### DATA SECTION

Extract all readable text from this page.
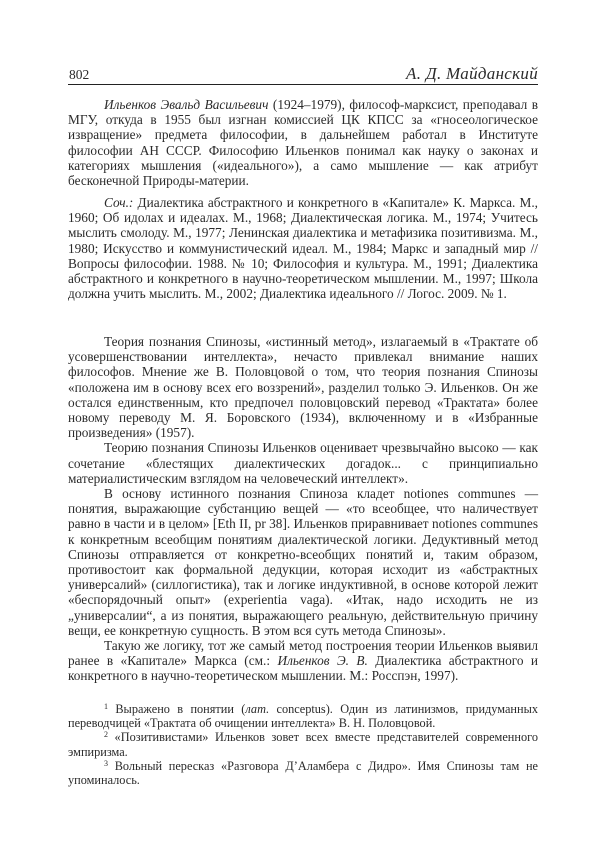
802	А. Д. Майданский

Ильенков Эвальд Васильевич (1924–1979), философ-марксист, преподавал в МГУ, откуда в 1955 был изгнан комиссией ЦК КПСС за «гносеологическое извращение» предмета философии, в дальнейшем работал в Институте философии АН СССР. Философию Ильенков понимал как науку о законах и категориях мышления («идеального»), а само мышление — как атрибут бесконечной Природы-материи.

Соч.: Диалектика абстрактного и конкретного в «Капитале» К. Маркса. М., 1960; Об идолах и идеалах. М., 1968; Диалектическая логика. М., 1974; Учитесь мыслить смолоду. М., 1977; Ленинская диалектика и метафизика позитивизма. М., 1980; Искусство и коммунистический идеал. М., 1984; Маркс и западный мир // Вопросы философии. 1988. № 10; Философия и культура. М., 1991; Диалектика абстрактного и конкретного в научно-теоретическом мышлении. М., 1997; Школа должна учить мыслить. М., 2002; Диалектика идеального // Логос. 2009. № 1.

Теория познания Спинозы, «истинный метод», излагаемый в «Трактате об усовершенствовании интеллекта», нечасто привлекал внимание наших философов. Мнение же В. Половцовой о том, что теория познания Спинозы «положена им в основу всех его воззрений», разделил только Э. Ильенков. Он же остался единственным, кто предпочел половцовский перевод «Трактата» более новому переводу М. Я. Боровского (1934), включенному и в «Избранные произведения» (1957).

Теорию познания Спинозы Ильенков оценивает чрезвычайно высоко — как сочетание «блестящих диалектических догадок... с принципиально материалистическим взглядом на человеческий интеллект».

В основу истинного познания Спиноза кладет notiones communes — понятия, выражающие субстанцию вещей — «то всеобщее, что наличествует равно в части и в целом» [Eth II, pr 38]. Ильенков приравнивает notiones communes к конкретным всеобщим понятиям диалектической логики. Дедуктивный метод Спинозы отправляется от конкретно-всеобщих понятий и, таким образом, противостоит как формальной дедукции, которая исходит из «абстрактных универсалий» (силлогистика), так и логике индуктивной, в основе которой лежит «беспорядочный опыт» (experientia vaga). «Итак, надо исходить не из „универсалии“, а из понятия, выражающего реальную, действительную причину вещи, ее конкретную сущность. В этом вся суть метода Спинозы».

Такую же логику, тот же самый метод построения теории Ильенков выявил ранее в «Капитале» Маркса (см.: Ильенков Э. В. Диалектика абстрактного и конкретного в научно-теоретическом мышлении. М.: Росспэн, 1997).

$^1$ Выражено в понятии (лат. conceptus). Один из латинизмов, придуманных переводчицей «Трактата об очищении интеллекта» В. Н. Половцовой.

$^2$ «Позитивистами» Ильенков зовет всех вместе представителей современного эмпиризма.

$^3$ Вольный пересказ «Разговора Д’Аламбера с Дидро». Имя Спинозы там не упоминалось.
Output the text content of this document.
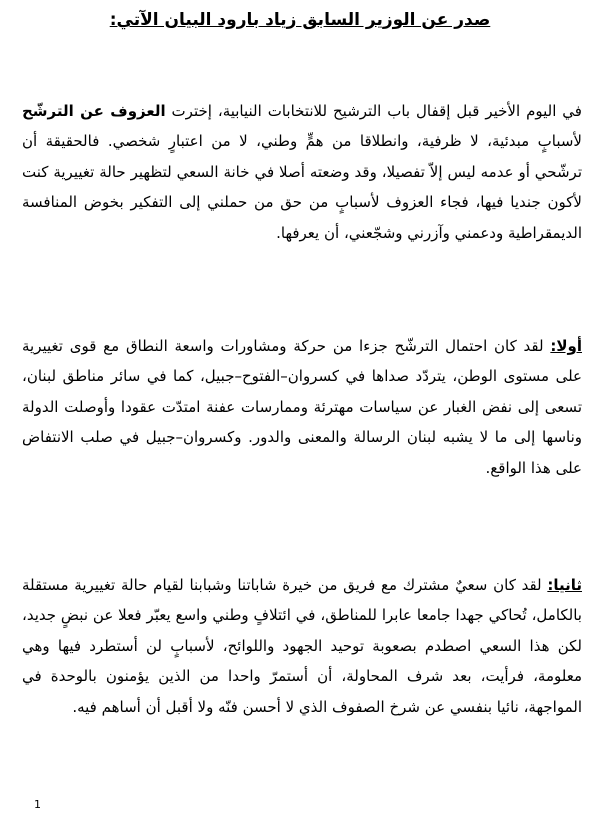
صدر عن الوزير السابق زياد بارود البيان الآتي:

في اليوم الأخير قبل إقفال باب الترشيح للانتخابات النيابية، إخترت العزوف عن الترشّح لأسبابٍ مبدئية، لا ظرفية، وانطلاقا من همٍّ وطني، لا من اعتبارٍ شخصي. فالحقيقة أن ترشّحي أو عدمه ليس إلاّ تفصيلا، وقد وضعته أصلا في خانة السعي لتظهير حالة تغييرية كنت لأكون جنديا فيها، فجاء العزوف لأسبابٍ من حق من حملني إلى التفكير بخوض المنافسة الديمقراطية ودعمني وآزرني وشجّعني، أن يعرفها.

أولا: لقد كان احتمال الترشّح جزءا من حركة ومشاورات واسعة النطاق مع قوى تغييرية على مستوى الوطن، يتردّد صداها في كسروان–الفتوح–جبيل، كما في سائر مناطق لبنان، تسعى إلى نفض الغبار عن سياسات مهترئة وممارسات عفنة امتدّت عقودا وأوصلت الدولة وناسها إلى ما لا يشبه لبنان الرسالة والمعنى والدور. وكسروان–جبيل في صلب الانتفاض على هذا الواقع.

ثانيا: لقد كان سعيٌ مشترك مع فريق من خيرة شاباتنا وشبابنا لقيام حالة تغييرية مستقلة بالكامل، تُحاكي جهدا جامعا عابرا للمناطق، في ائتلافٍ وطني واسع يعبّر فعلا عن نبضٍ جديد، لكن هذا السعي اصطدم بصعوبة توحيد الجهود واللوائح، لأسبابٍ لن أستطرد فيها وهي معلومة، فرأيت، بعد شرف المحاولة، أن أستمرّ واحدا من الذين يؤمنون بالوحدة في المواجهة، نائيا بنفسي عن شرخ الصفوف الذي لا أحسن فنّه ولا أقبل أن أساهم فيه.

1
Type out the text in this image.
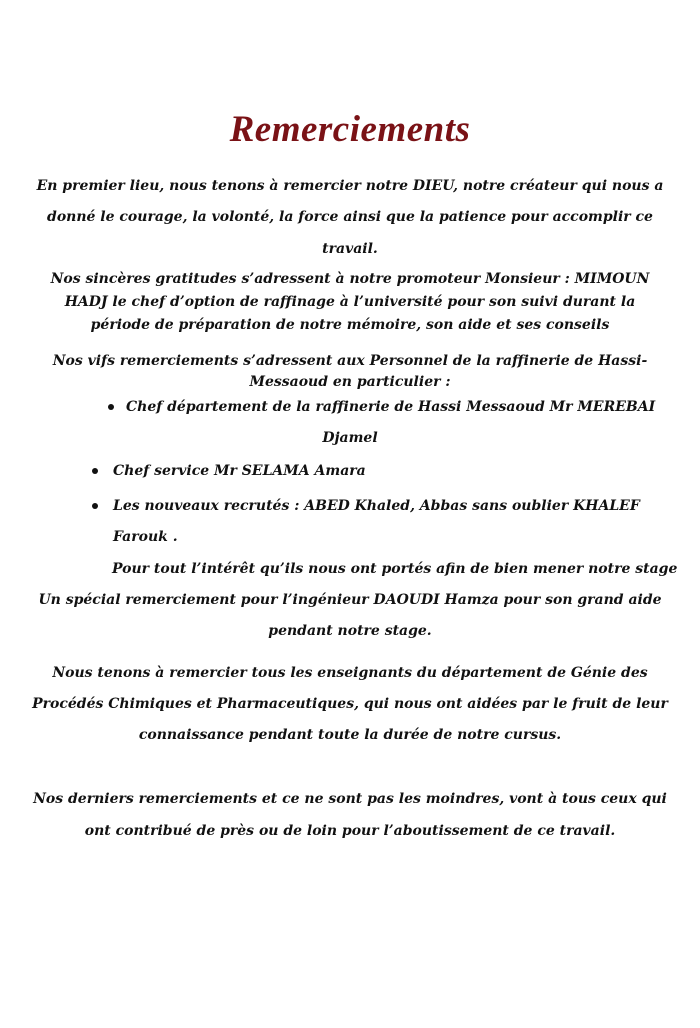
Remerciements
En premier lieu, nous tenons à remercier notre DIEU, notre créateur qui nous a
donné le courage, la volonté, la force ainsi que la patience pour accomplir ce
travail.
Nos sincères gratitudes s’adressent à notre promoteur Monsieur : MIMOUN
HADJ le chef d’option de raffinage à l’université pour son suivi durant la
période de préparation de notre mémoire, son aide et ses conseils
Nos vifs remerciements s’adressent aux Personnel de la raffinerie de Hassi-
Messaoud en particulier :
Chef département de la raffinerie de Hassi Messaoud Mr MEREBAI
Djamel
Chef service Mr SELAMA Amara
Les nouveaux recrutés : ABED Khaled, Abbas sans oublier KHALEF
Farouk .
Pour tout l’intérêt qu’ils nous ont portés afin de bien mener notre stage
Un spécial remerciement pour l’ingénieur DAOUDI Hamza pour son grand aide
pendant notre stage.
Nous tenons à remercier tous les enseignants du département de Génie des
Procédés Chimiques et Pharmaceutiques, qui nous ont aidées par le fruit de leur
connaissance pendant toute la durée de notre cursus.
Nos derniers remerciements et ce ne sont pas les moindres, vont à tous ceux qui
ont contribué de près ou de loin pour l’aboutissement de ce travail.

--

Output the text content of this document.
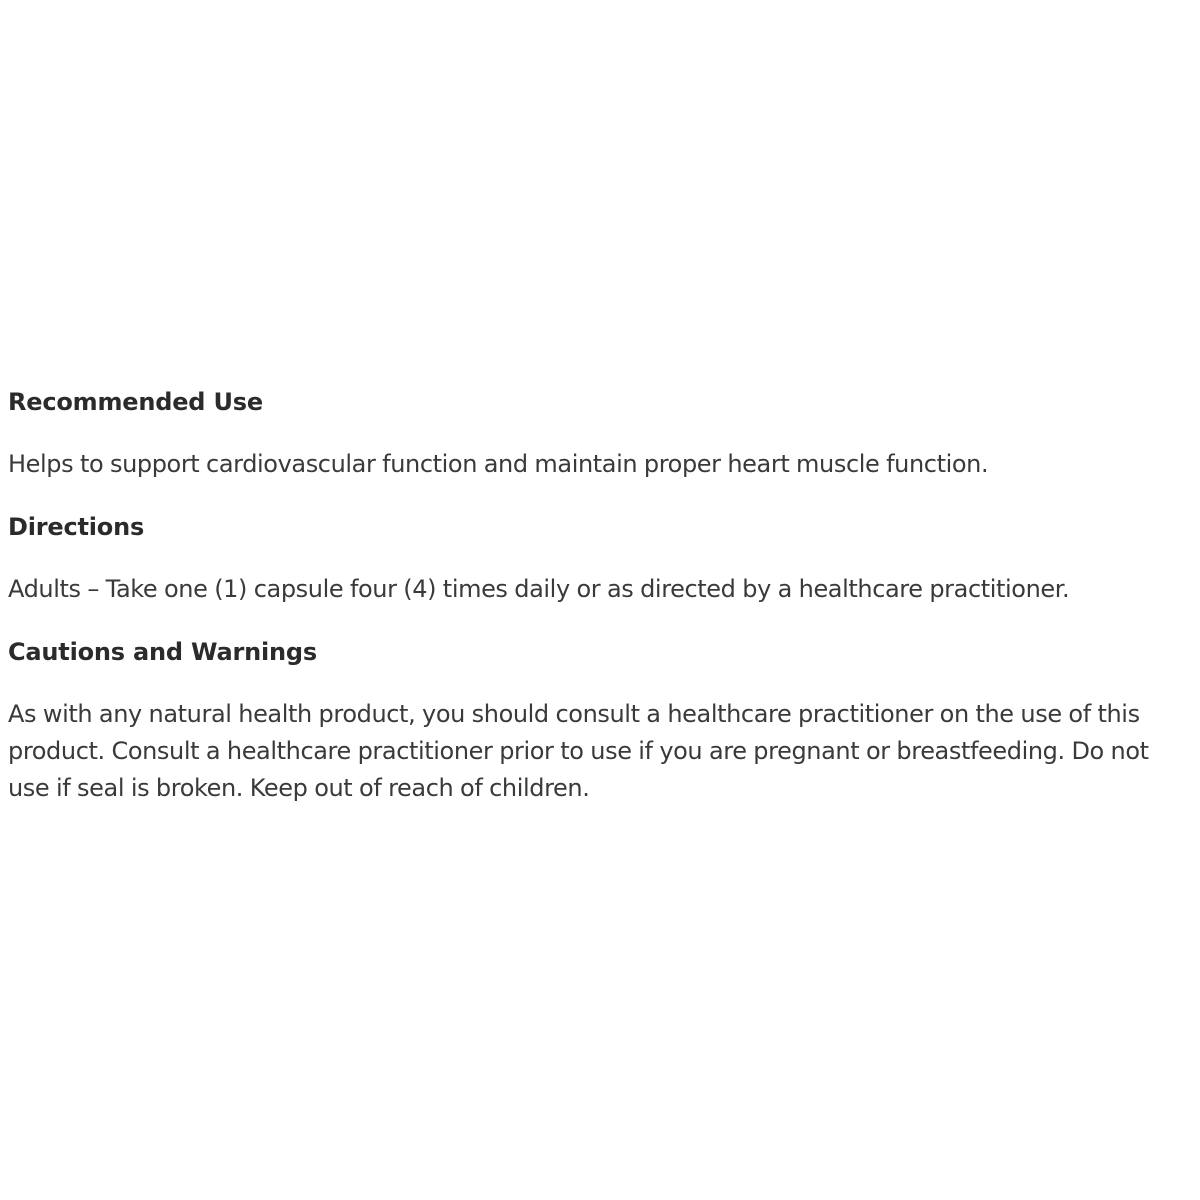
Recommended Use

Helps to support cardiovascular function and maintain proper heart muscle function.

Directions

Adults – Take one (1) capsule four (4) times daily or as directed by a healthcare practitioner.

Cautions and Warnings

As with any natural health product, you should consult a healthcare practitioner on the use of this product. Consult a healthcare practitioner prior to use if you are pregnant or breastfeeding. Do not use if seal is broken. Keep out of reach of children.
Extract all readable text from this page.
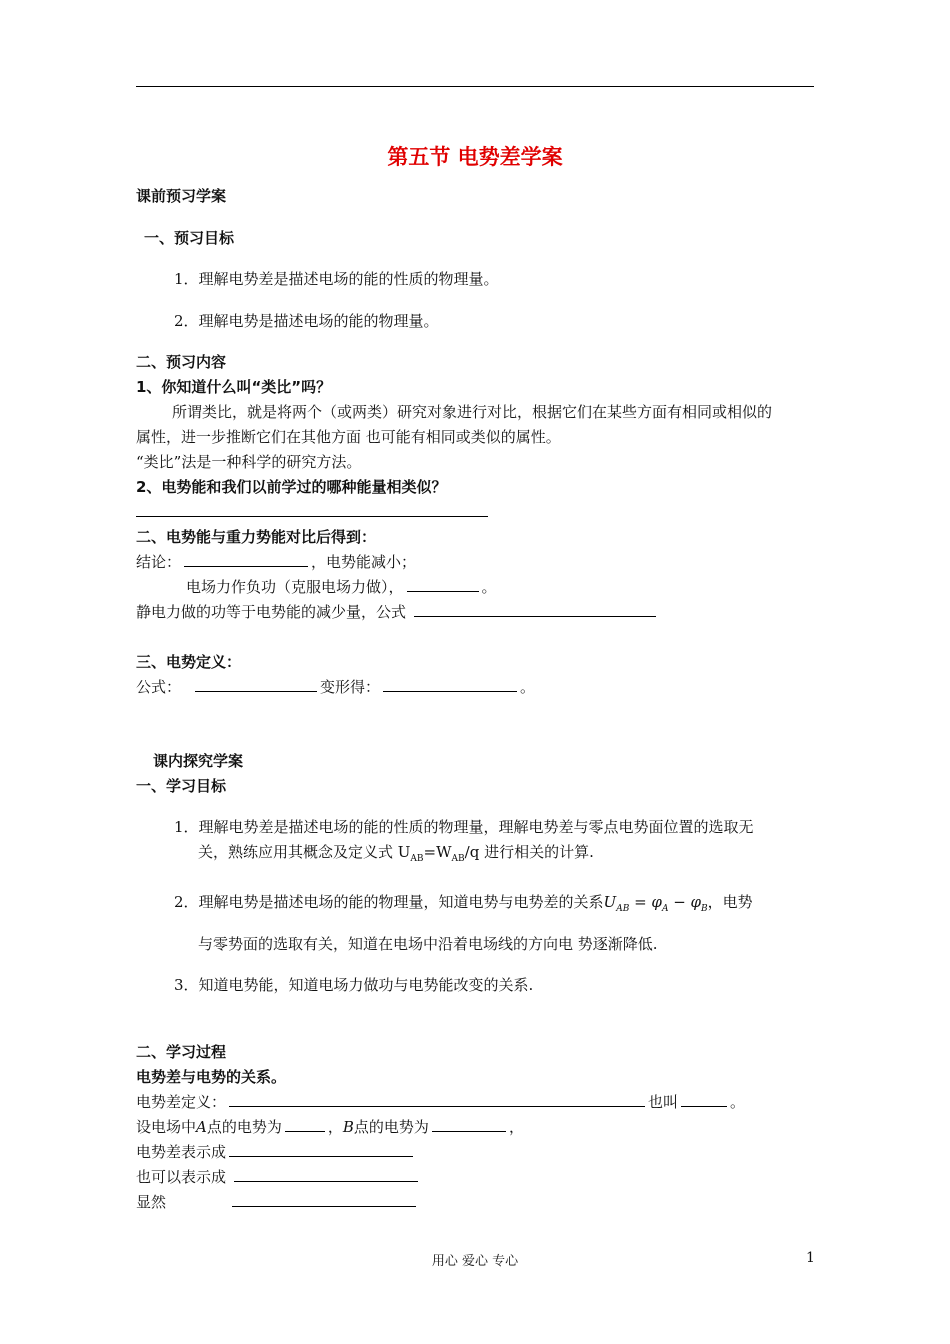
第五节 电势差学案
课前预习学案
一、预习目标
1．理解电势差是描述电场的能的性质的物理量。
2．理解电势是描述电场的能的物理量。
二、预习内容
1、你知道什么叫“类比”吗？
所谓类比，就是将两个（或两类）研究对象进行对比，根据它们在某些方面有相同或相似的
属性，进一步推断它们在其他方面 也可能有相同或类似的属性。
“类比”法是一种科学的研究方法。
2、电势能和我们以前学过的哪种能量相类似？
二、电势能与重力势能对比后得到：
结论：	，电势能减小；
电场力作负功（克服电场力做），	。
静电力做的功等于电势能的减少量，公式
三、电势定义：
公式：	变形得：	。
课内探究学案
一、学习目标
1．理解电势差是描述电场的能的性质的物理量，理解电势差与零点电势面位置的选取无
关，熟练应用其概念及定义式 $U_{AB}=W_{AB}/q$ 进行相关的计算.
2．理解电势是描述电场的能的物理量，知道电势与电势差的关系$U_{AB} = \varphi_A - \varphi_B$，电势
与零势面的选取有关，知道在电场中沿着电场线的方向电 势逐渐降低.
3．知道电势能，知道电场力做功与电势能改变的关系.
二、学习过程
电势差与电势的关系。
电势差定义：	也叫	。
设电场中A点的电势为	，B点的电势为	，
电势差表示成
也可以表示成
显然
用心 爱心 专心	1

### REQUIREMENT
Copy out each line in the preceding records that contains "département".

### SOLUTION TO THIS TASK
Chef département de la raffinerie de Hassi Messaoud Mr MEREBAI
Nous tenons à remercier tous les enseignants du département de Génie des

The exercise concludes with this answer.